» **Given instruction**
Where a line in the listing contains the string "preparation", copy that line out.

» **Extracted entries**
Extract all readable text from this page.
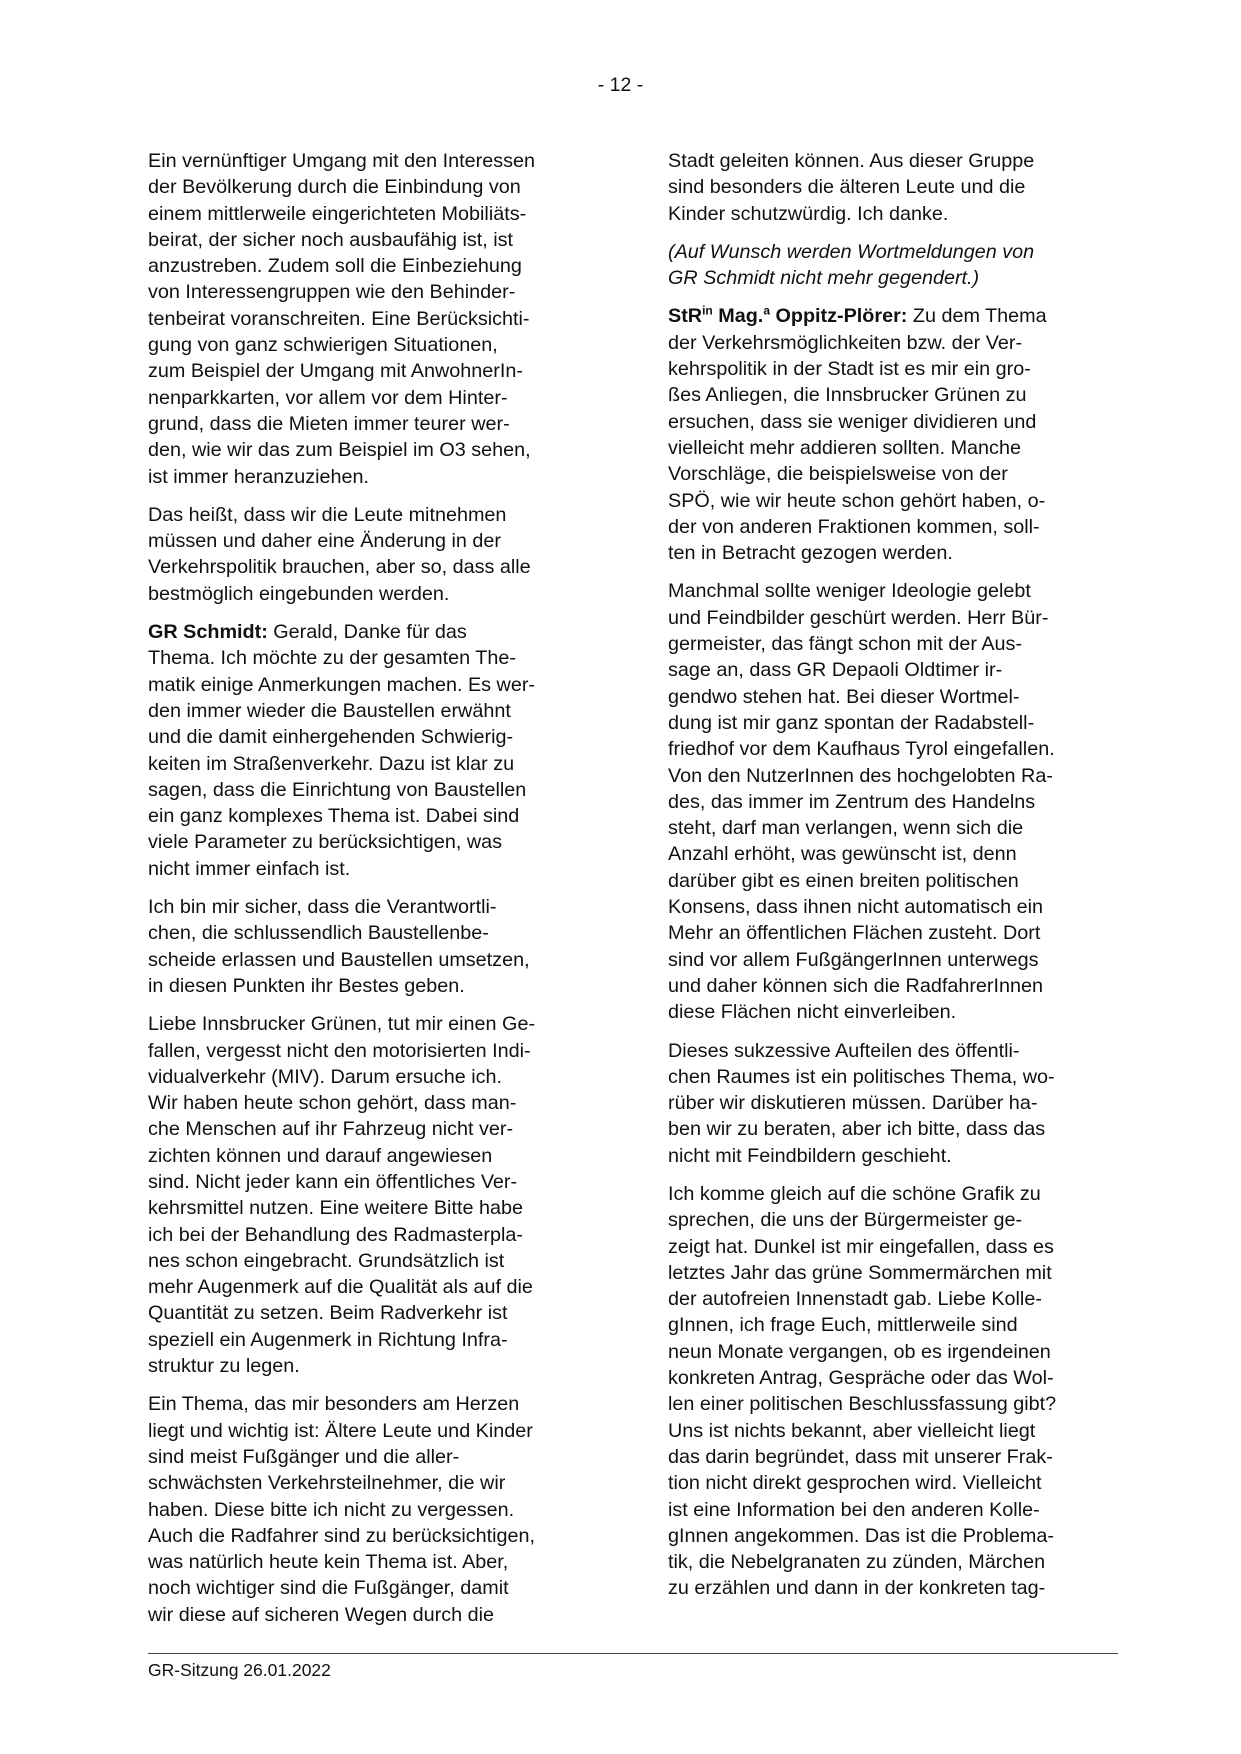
- 12 -

Ein vernünftiger Umgang mit den Interessen
der Bevölkerung durch die Einbindung von
einem mittlerweile eingerichteten Mobiliäts-
beirat, der sicher noch ausbaufähig ist, ist
anzustreben. Zudem soll die Einbeziehung
von Interessengruppen wie den Behinder-
tenbeirat voranschreiten. Eine Berücksichti-
gung von ganz schwierigen Situationen,
zum Beispiel der Umgang mit AnwohnerIn-
nenparkkarten, vor allem vor dem Hinter-
grund, dass die Mieten immer teurer wer-
den, wie wir das zum Beispiel im O3 sehen,
ist immer heranzuziehen.

Das heißt, dass wir die Leute mitnehmen
müssen und daher eine Änderung in der
Verkehrspolitik brauchen, aber so, dass alle
bestmöglich eingebunden werden.

GR Schmidt: Gerald, Danke für das
Thema. Ich möchte zu der gesamten The-
matik einige Anmerkungen machen. Es wer-
den immer wieder die Baustellen erwähnt
und die damit einhergehenden Schwierig-
keiten im Straßenverkehr. Dazu ist klar zu
sagen, dass die Einrichtung von Baustellen
ein ganz komplexes Thema ist. Dabei sind
viele Parameter zu berücksichtigen, was
nicht immer einfach ist.

Ich bin mir sicher, dass die Verantwortli-
chen, die schlussendlich Baustellenbe-
scheide erlassen und Baustellen umsetzen,
in diesen Punkten ihr Bestes geben.

Liebe Innsbrucker Grünen, tut mir einen Ge-
fallen, vergesst nicht den motorisierten Indi-
vidualverkehr (MIV). Darum ersuche ich.
Wir haben heute schon gehört, dass man-
che Menschen auf ihr Fahrzeug nicht ver-
zichten können und darauf angewiesen
sind. Nicht jeder kann ein öffentliches Ver-
kehrsmittel nutzen. Eine weitere Bitte habe
ich bei der Behandlung des Radmasterpla-
nes schon eingebracht. Grundsätzlich ist
mehr Augenmerk auf die Qualität als auf die
Quantität zu setzen. Beim Radverkehr ist
speziell ein Augenmerk in Richtung Infra-
struktur zu legen.

Ein Thema, das mir besonders am Herzen
liegt und wichtig ist: Ältere Leute und Kinder
sind meist Fußgänger und die aller-
schwächsten Verkehrsteilnehmer, die wir
haben. Diese bitte ich nicht zu vergessen.
Auch die Radfahrer sind zu berücksichtigen,
was natürlich heute kein Thema ist. Aber,
noch wichtiger sind die Fußgänger, damit
wir diese auf sicheren Wegen durch die

Stadt geleiten können. Aus dieser Gruppe
sind besonders die älteren Leute und die
Kinder schutzwürdig. Ich danke.

(Auf Wunsch werden Wortmeldungen von
GR Schmidt nicht mehr gegendert.)

StR$^{in}$ Mag.$^a$ Oppitz-Plörer: Zu dem Thema
der Verkehrsmöglichkeiten bzw. der Ver-
kehrspolitik in der Stadt ist es mir ein gro-
ßes Anliegen, die Innsbrucker Grünen zu
ersuchen, dass sie weniger dividieren und
vielleicht mehr addieren sollten. Manche
Vorschläge, die beispielsweise von der
SPÖ, wie wir heute schon gehört haben, o-
der von anderen Fraktionen kommen, soll-
ten in Betracht gezogen werden.

Manchmal sollte weniger Ideologie gelebt
und Feindbilder geschürt werden. Herr Bür-
germeister, das fängt schon mit der Aus-
sage an, dass GR Depaoli Oldtimer ir-
gendwo stehen hat. Bei dieser Wortmel-
dung ist mir ganz spontan der Radabstell-
friedhof vor dem Kaufhaus Tyrol eingefallen.
Von den NutzerInnen des hochgelobten Ra-
des, das immer im Zentrum des Handelns
steht, darf man verlangen, wenn sich die
Anzahl erhöht, was gewünscht ist, denn
darüber gibt es einen breiten politischen
Konsens, dass ihnen nicht automatisch ein
Mehr an öffentlichen Flächen zusteht. Dort
sind vor allem FußgängerInnen unterwegs
und daher können sich die RadfahrerInnen
diese Flächen nicht einverleiben.

Dieses sukzessive Aufteilen des öffentli-
chen Raumes ist ein politisches Thema, wo-
rüber wir diskutieren müssen. Darüber ha-
ben wir zu beraten, aber ich bitte, dass das
nicht mit Feindbildern geschieht.

Ich komme gleich auf die schöne Grafik zu
sprechen, die uns der Bürgermeister ge-
zeigt hat. Dunkel ist mir eingefallen, dass es
letztes Jahr das grüne Sommermärchen mit
der autofreien Innenstadt gab. Liebe Kolle-
gInnen, ich frage Euch, mittlerweile sind
neun Monate vergangen, ob es irgendeinen
konkreten Antrag, Gespräche oder das Wol-
len einer politischen Beschlussfassung gibt?
Uns ist nichts bekannt, aber vielleicht liegt
das darin begründet, dass mit unserer Frak-
tion nicht direkt gesprochen wird. Vielleicht
ist eine Information bei den anderen Kolle-
gInnen angekommen. Das ist die Problema-
tik, die Nebelgranaten zu zünden, Märchen
zu erzählen und dann in der konkreten tag-

GR-Sitzung 26.01.2022
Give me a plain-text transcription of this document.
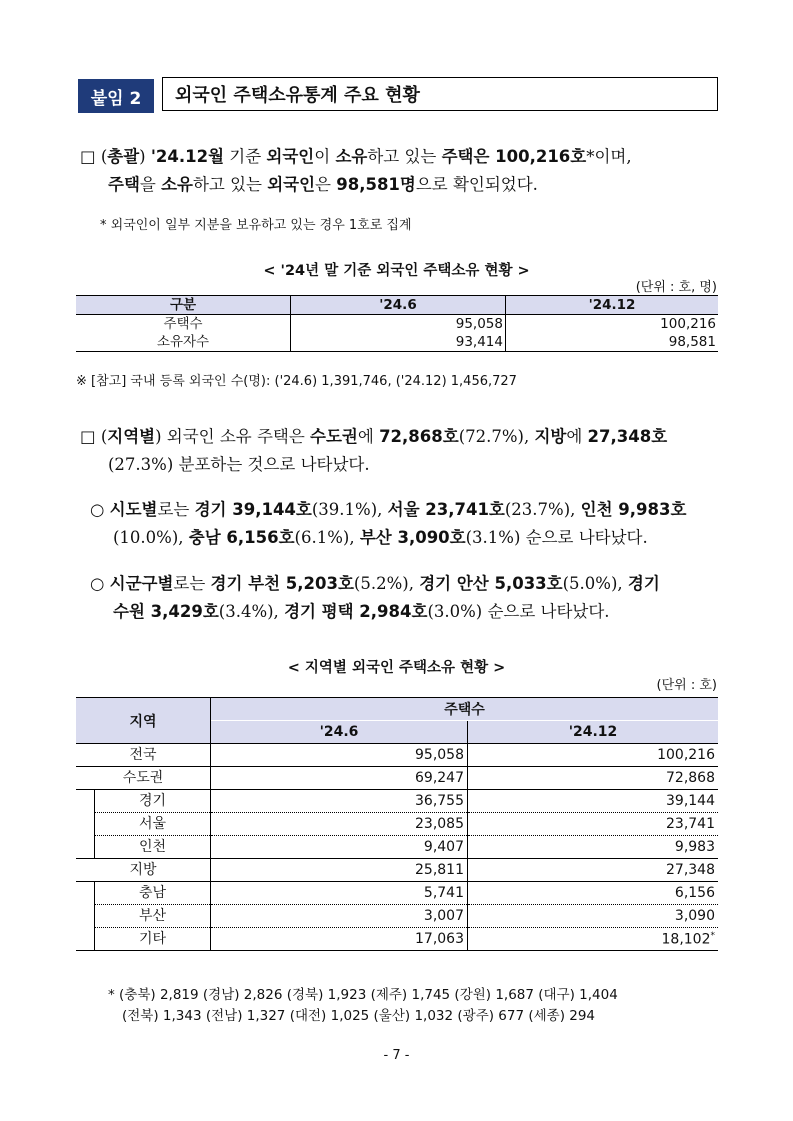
붙임 2	외국인 주택소유통계 주요 현황
□ (총괄) '24.12월 기준 외국인이 소유하고 있는 주택은 100,216호*이며,
주택을 소유하고 있는 외국인은 98,581명으로 확인되었다.
* 외국인이 일부 지분을 보유하고 있는 경우 1호로 집계
< '24년 말 기준 외국인 주택소유 현황 >
(단위 : 호, 명)
구분	'24.6	'24.12
주택수	95,058	100,216
소유자수	93,414	98,581
※ [참고] 국내 등록 외국인 수(명): ('24.6) 1,391,746, ('24.12) 1,456,727
□ (지역별) 외국인 소유 주택은 수도권에 72,868호(72.7%), 지방에 27,348호
(27.3%) 분포하는 것으로 나타났다.
○ 시도별로는 경기 39,144호(39.1%), 서울 23,741호(23.7%), 인천 9,983호
(10.0%), 충남 6,156호(6.1%), 부산 3,090호(3.1%) 순으로 나타났다.
○ 시군구별로는 경기 부천 5,203호(5.2%), 경기 안산 5,033호(5.0%), 경기
수원 3,429호(3.4%), 경기 평택 2,984호(3.0%) 순으로 나타났다.
< 지역별 외국인 주택소유 현황 >
(단위 : 호)
지역	주택수	
	'24.6	'24.12

전국	95,058	100,216

수도권	69,247	72,868

경기	36,755	39,144

서울	23,085	23,741

인천	9,407	9,983

지방	25,811	27,348

충남	5,741	6,156

부산	3,007	3,090

기타	17,063	18,102*
* (충북) 2,819 (경남) 2,826 (경북) 1,923 (제주) 1,745 (강원) 1,687 (대구) 1,404
(전북) 1,343 (전남) 1,327 (대전) 1,025 (울산) 1,032 (광주) 677 (세종) 294
- 7 -
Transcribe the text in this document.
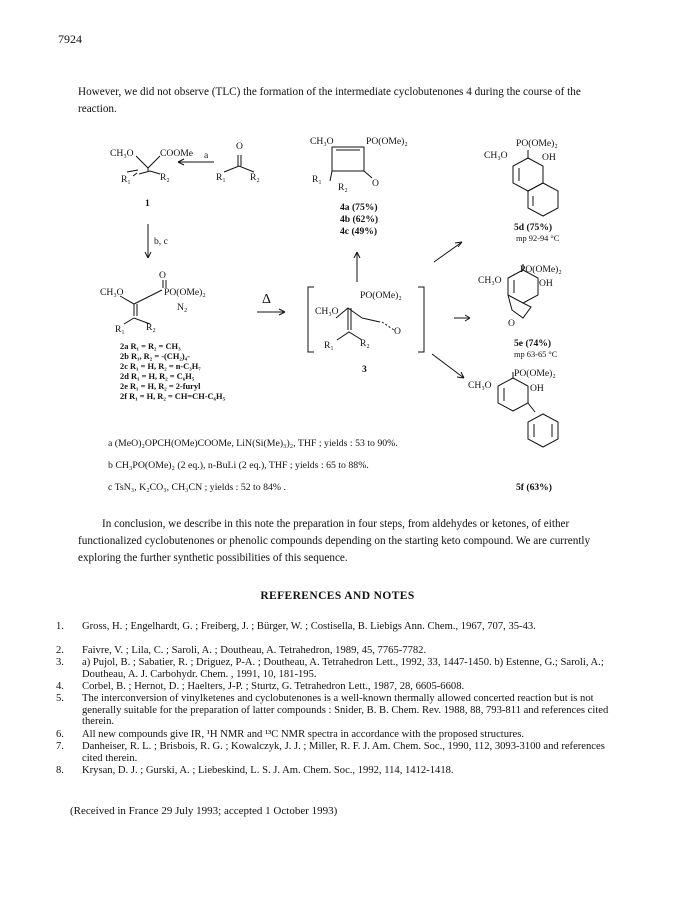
7924
However, we did not observe (TLC) the formation of the intermediate cyclobutenones 4 during the course of the reaction.
CH₃O	COOMe
R₁	R₂
1
a
O
R₁	R₂
CH₃O	PO(OMe)₂
R₁
R₂	O
4a (75%)
4b (62%)
4c (49%)
b, c
CH₃O
O
PO(OMe)₂
N₂
R₁ R₂
2a R₁ = R₂ = CH₃
2b R₁, R₂ = -(CH₂)₄-
2c R₁ = H, R₂ = n-C₃H₇
2d R₁ = H, R₂ = C₆H₅
2e R₁ = H, R₂ = 2-furyl
2f R₁ = H, R₂ = CH=CH-C₆H₅
Δ	PO(OMe)₂
CH₃O
R₁	R₂
O
3
PO(OMe)₂
CH₃O	OH
5d (75%)
mp 92-94 °C
PO(OMe)₂
CH₃O	OH
O
5e (74%)
mp 63-65 °C
PO(OMe)₂
CH₃O	OH
5f (63%)
a (MeO)₂OPCH(OMe)COOMe, LiN(Si(Me)₃)₂, THF ; yields : 53 to 90%.
b CH₃PO(OMe)₂ (2 eq.), n-BuLi (2 eq.), THF ; yields : 65 to 88%.
c TsN₃, K₂CO₃, CH₃CN ; yields : 52 to 84% .
In conclusion, we describe in this note the preparation in four steps, from aldehydes or ketones, of either functionalized cyclobutenones or phenolic compounds depending on the starting keto compound. We are currently exploring the further synthetic possibilities of this sequence.
REFERENCES AND NOTES
1. Gross, H. ; Engelhardt, G. ; Freiberg, J. ; Bürger, W. ; Costisella, B. Liebigs Ann. Chem., 1967, 707, 35-43.
2. Faivre, V. ; Lila, C. ; Saroli, A. ; Doutheau, A. Tetrahedron, 1989, 45, 7765-7782.
3. a) Pujol, B. ; Sabatier, R. ; Driguez, P-A. ; Doutheau, A. Tetrahedron Lett., 1992, 33, 1447-1450. b) Estenne, G.; Saroli, A.; Doutheau, A. J. Carbohydr. Chem. , 1991, 10, 181-195.
4. Corbel, B. ; Hernot, D. ; Haelters, J-P. ; Sturtz, G. Tetrahedron Lett., 1987, 28, 6605-6608.
5. The interconversion of vinylketenes and cyclobutenones is a well-known thermally allowed concerted reaction but is not generally suitable for the preparation of latter compounds : Snider, B. B. Chem. Rev. 1988, 88, 793-811 and references cited therein.
6. All new compounds give IR, ¹H NMR and ¹³C NMR spectra in accordance with the proposed structures.
7. Danheiser, R. L. ; Brisbois, R. G. ; Kowalczyk, J. J. ; Miller, R. F. J. Am. Chem. Soc., 1990, 112, 3093-3100 and references cited therein.
8. Krysan, D. J. ; Gurski, A. ; Liebeskind, L. S. J. Am. Chem. Soc., 1992, 114, 1412-1418.
(Received in France 29 July 1993; accepted 1 October 1993)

» **Task solution**
In conclusion, we describe in this note the preparation in four steps, from aldehydes or ketones, of either functionalized cyclobutenones or phenolic compounds depending on the starting keto compound. We are currently exploring the further synthetic possibilities of this sequence.
5. The interconversion of vinylketenes and cyclobutenones is a well-known thermally allowed concerted reaction but is not generally suitable for the preparation of latter compounds : Snider, B. B. Chem. Rev. 1988, 88, 793-811 and references cited therein.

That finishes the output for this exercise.